━━━ DATASET EXTRACT

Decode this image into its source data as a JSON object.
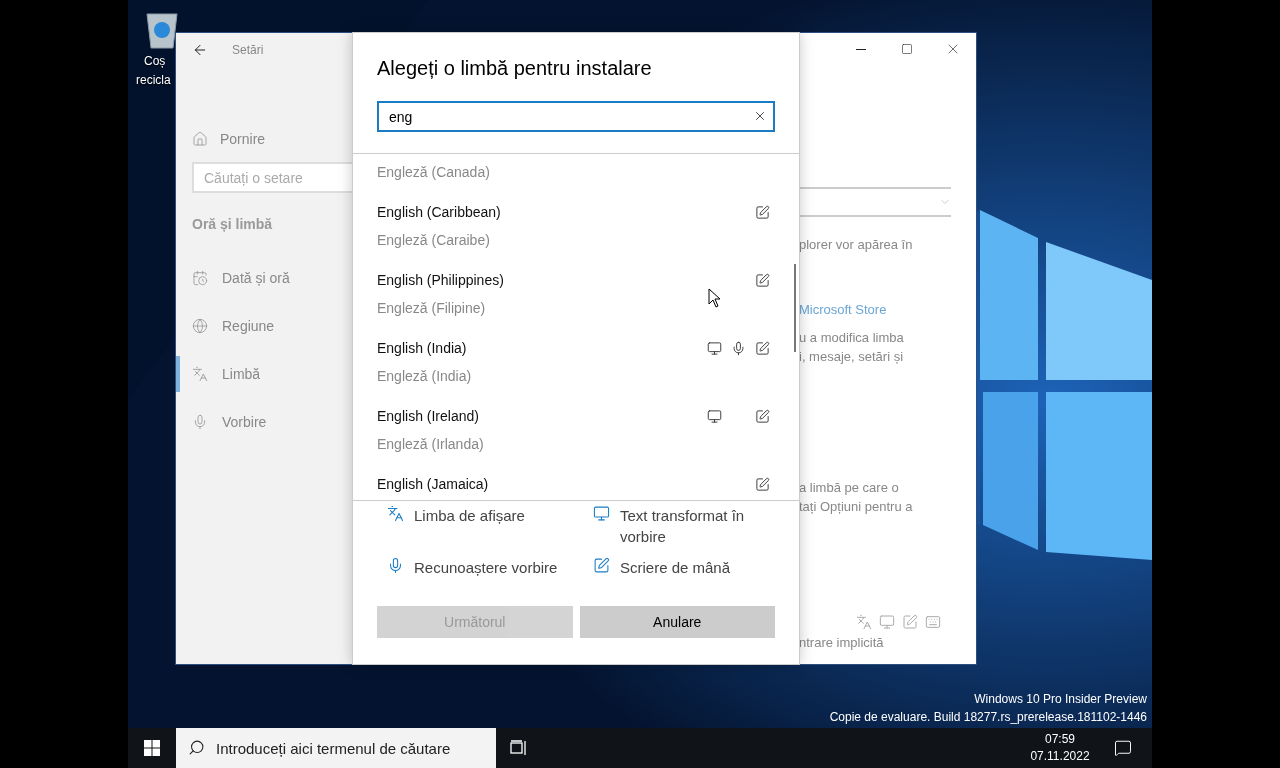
{
  "desktop": {
    "icons": [
      {
        "label_lines": [
          "Coș",
          "recicla"
        ]
      }
    ],
    "watermark": [
      "Windows 10 Pro Insider Preview",
      "Copie de evaluare. Build 18277.rs_prerelease.181102-1446"
    ]
  },
  "settings_window": {
    "title": "Setări",
    "home": "Pornire",
    "search": {
      "placeholder": "Căutați o setare"
    },
    "section": "Oră și limbă",
    "nav_items": [
      {
        "label": "Dată și oră",
        "selected": false
      },
      {
        "label": "Regiune",
        "selected": false
      },
      {
        "label": "Limbă",
        "selected": true
      },
      {
        "label": "Vorbire",
        "selected": false
      }
    ],
    "right_pane": [
      {
        "kind": "dropdown"
      },
      {
        "kind": "text",
        "text": "plorer vor apărea în"
      },
      {
        "kind": "link",
        "text": "Microsoft Store"
      },
      {
        "kind": "text",
        "text": "u a modifica limba"
      },
      {
        "kind": "text",
        "text": "i, mesaje, setări și"
      },
      {
        "kind": "text",
        "text": "a limbă pe care o"
      },
      {
        "kind": "text",
        "text": "tați Opțiuni pentru a"
      },
      {
        "kind": "features"
      },
      {
        "kind": "text",
        "text": "ntrare implicită"
      }
    ]
  },
  "dialog": {
    "title": "Alegeți o limbă pentru instalare",
    "search": {
      "value": "eng"
    },
    "languages": [
      {
        "secondary": "Engleză (Canada)"
      },
      {
        "name": "English (Caribbean)",
        "secondary": "Engleză (Caraibe)",
        "tts": false,
        "speech": false,
        "handwriting": true
      },
      {
        "name": "English (Philippines)",
        "secondary": "Engleză (Filipine)",
        "tts": false,
        "speech": false,
        "handwriting": true
      },
      {
        "name": "English (India)",
        "secondary": "Engleză (India)",
        "tts": true,
        "speech": true,
        "handwriting": true
      },
      {
        "name": "English (Ireland)",
        "secondary": "Engleză (Irlanda)",
        "tts": true,
        "speech": false,
        "handwriting": true
      },
      {
        "name": "English (Jamaica)",
        "tts": false,
        "speech": false,
        "handwriting": true
      }
    ],
    "legend": [
      {
        "kind": "display",
        "label": "Limba de afișare"
      },
      {
        "kind": "tts",
        "label": "Text transformat în vorbire"
      },
      {
        "kind": "speech",
        "label": "Recunoaștere vorbire"
      },
      {
        "kind": "handwriting",
        "label": "Scriere de mână"
      }
    ],
    "buttons": [
      {
        "label": "Următorul",
        "disabled": true
      },
      {
        "label": "Anulare",
        "disabled": false
      }
    ]
  },
  "taskbar": {
    "search": {
      "placeholder": "Introduceți aici termenul de căutare"
    },
    "time": "07:59",
    "date": "07.11.2022"
  }
}
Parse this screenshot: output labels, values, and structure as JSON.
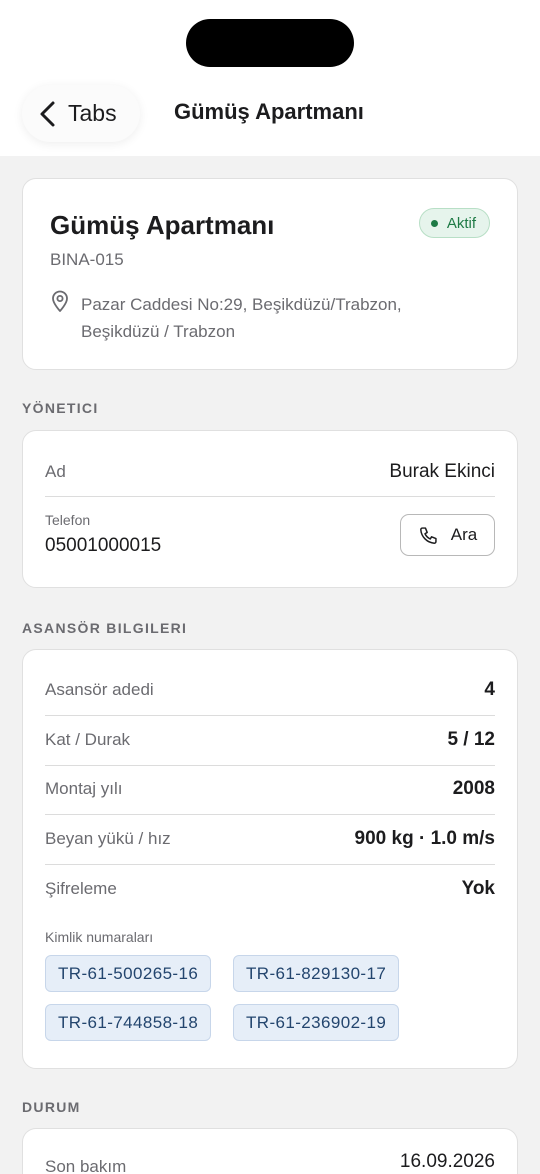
{
  "nav": {
    "back_label": "Tabs",
    "title": "Gümüş Apartmanı"
  },
  "building": {
    "name": "Gümüş Apartmanı",
    "status": "Aktif",
    "code": "BINA-015",
    "address_line1": "Pazar Caddesi No:29, Beşikdüzü/Trabzon,",
    "address_line2": "Beşikdüzü / Trabzon"
  },
  "manager": {
    "section_title": "YÖNETICI",
    "name_label": "Ad",
    "name_value": "Burak Ekinci",
    "phone_label": "Telefon",
    "phone_value": "05001000015",
    "call_label": "Ara"
  },
  "elevator": {
    "section_title": "ASANSÖR BILGILERI",
    "rows": [
      {
        "label": "Asansör adedi",
        "value": "4"
      },
      {
        "label": "Kat / Durak",
        "value": "5 / 12"
      },
      {
        "label": "Montaj yılı",
        "value": "2008"
      },
      {
        "label": "Beyan yükü / hız",
        "value": "900 kg · 1.0 m/s"
      },
      {
        "label": "Şifreleme",
        "value": "Yok"
      }
    ],
    "ids_label": "Kimlik numaraları",
    "ids": [
      "TR-61-500265-16",
      "TR-61-829130-17",
      "TR-61-744858-18",
      "TR-61-236902-19"
    ]
  },
  "status": {
    "section_title": "DURUM",
    "last_label": "Son bakım",
    "last_value": "16.09.2026"
  },
  "colors": {
    "accent_green": "#1e7a45",
    "chip_text": "#23456e",
    "chip_bg": "#e6eef8"
  },
  "icons": [
    "chevron-left-icon",
    "map-pin-icon",
    "phone-icon",
    "status-dot-icon"
  ]
}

━━━━━━

* TASK BRIEF
Without the pictures, restate each entry exactly.

* TASK OUTPUT
Decode this image into its source data as a JSON object.
{
  "desktop": {
    "icons": [
      {
        "label_lines": [
          "Coș",
          "recicla"
        ]
      }
    ],
    "watermark": [
      "Windows 10 Pro Insider Preview",
      "Copie de evaluare. Build 18277.rs_prerelease.181102-1446"
    ]
  },
  "settings_window": {
    "title": "Setări",
    "home": "Pornire",
    "search": {
      "placeholder": "Căutați o setare"
    },
    "section": "Oră și limbă",
    "nav_items": [
      {
        "label": "Dată și oră",
        "selected": false
      },
      {
        "label": "Regiune",
        "selected": false
      },
      {
        "label": "Limbă",
        "selected": true
      },
      {
        "label": "Vorbire",
        "selected": false
      }
    ],
    "right_pane": [
      {
        "kind": "dropdown"
      },
      {
        "kind": "text",
        "text": "plorer vor apărea în"
      },
      {
        "kind": "link",
        "text": "Microsoft Store"
      },
      {
        "kind": "text",
        "text": "u a modifica limba"
      },
      {
        "kind": "text",
        "text": "i, mesaje, setări și"
      },
      {
        "kind": "text",
        "text": "a limbă pe care o"
      },
      {
        "kind": "text",
        "text": "tați Opțiuni pentru a"
      },
      {
        "kind": "features"
      },
      {
        "kind": "text",
        "text": "ntrare implicită"
      }
    ]
  },
  "dialog": {
    "title": "Alegeți o limbă pentru instalare",
    "search": {
      "value": "eng"
    },
    "languages": [
      {
        "secondary": "Engleză (Canada)"
      },
      {
        "name": "English (Caribbean)",
        "secondary": "Engleză (Caraibe)",
        "tts": false,
        "speech": false,
        "handwriting": true
      },
      {
        "name": "English (Philippines)",
        "secondary": "Engleză (Filipine)",
        "tts": false,
        "speech": false,
        "handwriting": true
      },
      {
        "name": "English (India)",
        "secondary": "Engleză (India)",
        "tts": true,
        "speech": true,
        "handwriting": true
      },
      {
        "name": "English (Ireland)",
        "secondary": "Engleză (Irlanda)",
        "tts": true,
        "speech": false,
        "handwriting": true
      },
      {
        "name": "English (Jamaica)",
        "tts": false,
        "speech": false,
        "handwriting": true
      }
    ],
    "legend": [
      {
        "kind": "display",
        "label": "Limba de afișare"
      },
      {
        "kind": "tts",
        "label": "Text transformat în vorbire"
      },
      {
        "kind": "speech",
        "label": "Recunoaștere vorbire"
      },
      {
        "kind": "handwriting",
        "label": "Scriere de mână"
      }
    ],
    "buttons": [
      {
        "label": "Următorul",
        "disabled": true
      },
      {
        "label": "Anulare",
        "disabled": false
      }
    ]
  },
  "taskbar": {
    "search": {
      "placeholder": "Introduceți aici termenul de căutare"
    },
    "time": "07:59",
    "date": "07.11.2022"
  }
}
Parse this screenshot: output labels, values, and structure as JSON.
{
  "nav": {
    "back_label": "Tabs",
    "title": "Gümüş Apartmanı"
  },
  "building": {
    "name": "Gümüş Apartmanı",
    "status": "Aktif",
    "code": "BINA-015",
    "address_line1": "Pazar Caddesi No:29, Beşikdüzü/Trabzon,",
    "address_line2": "Beşikdüzü / Trabzon"
  },
  "manager": {
    "section_title": "YÖNETICI",
    "name_label": "Ad",
    "name_value": "Burak Ekinci",
    "phone_label": "Telefon",
    "phone_value": "05001000015",
    "call_label": "Ara"
  },
  "elevator": {
    "section_title": "ASANSÖR BILGILERI",
    "rows": [
      {
        "label": "Asansör adedi",
        "value": "4"
      },
      {
        "label": "Kat / Durak",
        "value": "5 / 12"
      },
      {
        "label": "Montaj yılı",
        "value": "2008"
      },
      {
        "label": "Beyan yükü / hız",
        "value": "900 kg · 1.0 m/s"
      },
      {
        "label": "Şifreleme",
        "value": "Yok"
      }
    ],
    "ids_label": "Kimlik numaraları",
    "ids": [
      "TR-61-500265-16",
      "TR-61-829130-17",
      "TR-61-744858-18",
      "TR-61-236902-19"
    ]
  },
  "status": {
    "section_title": "DURUM",
    "last_label": "Son bakım",
    "last_value": "16.09.2026"
  },
  "colors": {
    "accent_green": "#1e7a45",
    "chip_text": "#23456e",
    "chip_bg": "#e6eef8"
  },
  "icons": [
    "chevron-left-icon",
    "map-pin-icon",
    "phone-icon",
    "status-dot-icon"
  ]
}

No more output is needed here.